[Start MATERIAL PROVIDED]
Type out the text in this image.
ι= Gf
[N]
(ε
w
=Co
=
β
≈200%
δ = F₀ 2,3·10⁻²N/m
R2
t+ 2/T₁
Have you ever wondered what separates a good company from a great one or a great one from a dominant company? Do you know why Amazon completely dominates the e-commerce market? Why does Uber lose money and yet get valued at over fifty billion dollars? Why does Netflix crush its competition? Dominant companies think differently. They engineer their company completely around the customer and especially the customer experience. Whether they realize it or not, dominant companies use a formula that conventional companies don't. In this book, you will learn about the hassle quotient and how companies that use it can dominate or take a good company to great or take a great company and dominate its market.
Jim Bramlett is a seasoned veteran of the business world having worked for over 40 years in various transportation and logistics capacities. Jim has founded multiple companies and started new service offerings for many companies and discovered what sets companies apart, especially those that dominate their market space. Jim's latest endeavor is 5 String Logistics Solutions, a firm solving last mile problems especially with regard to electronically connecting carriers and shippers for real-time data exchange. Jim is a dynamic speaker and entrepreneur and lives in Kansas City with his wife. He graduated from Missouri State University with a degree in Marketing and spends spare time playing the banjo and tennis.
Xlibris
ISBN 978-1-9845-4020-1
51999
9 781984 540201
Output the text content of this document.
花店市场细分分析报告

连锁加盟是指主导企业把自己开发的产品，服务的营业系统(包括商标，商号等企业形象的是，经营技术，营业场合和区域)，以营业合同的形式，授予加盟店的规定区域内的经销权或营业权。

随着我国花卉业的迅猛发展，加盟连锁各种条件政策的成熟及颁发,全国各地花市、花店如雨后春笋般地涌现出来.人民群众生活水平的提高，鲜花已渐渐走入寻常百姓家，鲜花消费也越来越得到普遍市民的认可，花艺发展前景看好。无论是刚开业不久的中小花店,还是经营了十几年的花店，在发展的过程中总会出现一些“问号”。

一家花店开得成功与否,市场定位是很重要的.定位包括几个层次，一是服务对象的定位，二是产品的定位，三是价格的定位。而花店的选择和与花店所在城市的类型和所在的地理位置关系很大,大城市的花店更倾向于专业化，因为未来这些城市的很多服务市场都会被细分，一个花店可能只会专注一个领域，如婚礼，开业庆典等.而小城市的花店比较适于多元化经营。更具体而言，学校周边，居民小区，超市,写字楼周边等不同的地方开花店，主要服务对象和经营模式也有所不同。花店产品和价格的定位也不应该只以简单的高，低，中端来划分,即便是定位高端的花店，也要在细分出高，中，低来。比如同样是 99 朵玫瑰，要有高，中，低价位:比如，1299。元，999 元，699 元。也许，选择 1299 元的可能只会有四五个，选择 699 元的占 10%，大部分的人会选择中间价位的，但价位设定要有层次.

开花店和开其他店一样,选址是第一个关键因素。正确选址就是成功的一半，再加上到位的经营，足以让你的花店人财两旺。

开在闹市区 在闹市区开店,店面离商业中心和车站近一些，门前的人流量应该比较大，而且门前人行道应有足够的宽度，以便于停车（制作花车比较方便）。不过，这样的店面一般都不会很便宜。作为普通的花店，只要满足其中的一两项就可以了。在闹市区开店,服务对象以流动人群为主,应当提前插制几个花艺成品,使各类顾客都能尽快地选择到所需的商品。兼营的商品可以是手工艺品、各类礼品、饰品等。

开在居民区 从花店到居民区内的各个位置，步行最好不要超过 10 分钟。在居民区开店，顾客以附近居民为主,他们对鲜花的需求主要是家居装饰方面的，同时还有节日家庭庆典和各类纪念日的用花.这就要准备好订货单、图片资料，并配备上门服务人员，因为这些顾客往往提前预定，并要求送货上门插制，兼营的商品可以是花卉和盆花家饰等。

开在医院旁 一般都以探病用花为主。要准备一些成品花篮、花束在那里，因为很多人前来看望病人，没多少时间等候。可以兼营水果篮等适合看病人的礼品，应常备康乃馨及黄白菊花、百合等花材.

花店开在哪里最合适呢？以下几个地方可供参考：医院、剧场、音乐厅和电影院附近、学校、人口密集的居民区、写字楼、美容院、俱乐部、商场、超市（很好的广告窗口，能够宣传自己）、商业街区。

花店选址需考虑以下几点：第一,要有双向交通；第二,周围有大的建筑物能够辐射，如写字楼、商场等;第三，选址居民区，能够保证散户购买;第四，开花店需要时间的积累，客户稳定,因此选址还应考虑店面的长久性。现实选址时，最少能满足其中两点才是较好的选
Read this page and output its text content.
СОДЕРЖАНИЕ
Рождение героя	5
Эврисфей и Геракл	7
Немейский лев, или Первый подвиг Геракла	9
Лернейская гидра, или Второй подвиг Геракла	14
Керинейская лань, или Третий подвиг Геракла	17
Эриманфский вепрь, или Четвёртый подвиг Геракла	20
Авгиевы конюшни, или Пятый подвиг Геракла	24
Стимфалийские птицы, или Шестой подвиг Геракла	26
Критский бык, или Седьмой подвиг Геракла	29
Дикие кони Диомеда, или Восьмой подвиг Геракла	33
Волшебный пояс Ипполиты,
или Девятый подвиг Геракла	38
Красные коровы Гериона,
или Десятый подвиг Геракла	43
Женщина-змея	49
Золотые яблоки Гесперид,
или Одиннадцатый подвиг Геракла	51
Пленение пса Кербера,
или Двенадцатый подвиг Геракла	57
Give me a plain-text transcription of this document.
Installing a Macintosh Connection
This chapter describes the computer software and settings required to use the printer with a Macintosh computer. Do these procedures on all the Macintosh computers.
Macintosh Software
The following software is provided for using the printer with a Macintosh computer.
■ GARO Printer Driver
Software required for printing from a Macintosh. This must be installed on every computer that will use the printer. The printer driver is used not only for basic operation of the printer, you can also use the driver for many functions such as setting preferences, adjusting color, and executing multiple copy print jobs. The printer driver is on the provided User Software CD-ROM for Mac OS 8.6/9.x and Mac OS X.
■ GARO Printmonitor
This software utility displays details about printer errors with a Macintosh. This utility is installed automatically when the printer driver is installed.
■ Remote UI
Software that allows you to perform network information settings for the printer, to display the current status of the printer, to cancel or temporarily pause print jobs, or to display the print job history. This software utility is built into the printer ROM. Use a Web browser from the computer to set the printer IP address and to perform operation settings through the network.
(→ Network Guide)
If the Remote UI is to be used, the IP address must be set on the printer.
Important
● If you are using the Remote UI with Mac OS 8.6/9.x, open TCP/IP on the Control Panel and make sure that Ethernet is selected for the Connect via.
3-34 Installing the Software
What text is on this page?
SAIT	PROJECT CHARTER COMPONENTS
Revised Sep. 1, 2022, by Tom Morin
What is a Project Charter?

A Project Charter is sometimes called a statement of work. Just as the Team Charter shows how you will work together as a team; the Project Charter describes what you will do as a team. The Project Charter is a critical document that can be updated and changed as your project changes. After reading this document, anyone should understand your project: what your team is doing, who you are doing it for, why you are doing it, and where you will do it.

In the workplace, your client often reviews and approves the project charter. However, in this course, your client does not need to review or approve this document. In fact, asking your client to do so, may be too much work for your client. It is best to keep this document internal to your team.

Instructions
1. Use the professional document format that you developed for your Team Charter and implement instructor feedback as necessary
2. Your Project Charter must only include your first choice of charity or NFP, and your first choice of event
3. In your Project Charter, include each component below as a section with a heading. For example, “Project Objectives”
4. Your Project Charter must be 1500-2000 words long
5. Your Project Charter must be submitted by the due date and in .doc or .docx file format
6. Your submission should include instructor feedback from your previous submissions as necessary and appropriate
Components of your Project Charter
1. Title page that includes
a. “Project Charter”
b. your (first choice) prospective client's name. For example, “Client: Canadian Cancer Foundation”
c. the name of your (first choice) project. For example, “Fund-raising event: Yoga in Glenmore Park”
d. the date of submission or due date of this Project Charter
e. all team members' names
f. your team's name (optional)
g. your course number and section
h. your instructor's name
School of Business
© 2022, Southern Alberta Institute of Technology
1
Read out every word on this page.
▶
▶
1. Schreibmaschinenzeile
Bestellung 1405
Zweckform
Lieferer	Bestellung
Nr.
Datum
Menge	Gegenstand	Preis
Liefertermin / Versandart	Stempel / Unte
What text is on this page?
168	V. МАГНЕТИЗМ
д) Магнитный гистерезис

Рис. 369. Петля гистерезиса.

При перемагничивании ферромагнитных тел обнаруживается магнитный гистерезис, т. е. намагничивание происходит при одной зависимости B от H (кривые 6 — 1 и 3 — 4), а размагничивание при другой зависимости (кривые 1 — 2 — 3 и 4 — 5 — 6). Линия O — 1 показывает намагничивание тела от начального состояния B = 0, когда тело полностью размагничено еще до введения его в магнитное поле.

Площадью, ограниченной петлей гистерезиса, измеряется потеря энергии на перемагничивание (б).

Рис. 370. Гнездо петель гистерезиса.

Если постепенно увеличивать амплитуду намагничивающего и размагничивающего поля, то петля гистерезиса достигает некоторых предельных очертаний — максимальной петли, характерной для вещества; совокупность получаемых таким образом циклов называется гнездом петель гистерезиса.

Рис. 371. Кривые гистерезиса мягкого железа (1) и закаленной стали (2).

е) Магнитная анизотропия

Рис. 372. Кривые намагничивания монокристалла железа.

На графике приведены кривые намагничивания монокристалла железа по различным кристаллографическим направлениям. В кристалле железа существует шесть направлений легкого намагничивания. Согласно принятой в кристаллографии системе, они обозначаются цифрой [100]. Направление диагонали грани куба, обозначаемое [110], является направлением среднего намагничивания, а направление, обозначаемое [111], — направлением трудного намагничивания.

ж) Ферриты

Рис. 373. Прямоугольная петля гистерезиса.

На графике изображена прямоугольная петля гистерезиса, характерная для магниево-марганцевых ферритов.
[End MATERIAL PROVIDED]
#### SHORT EXERCISE:
Answer only with how many lines in the records include "settings".

#### RESPONSE TO THIS EXERCISE:
2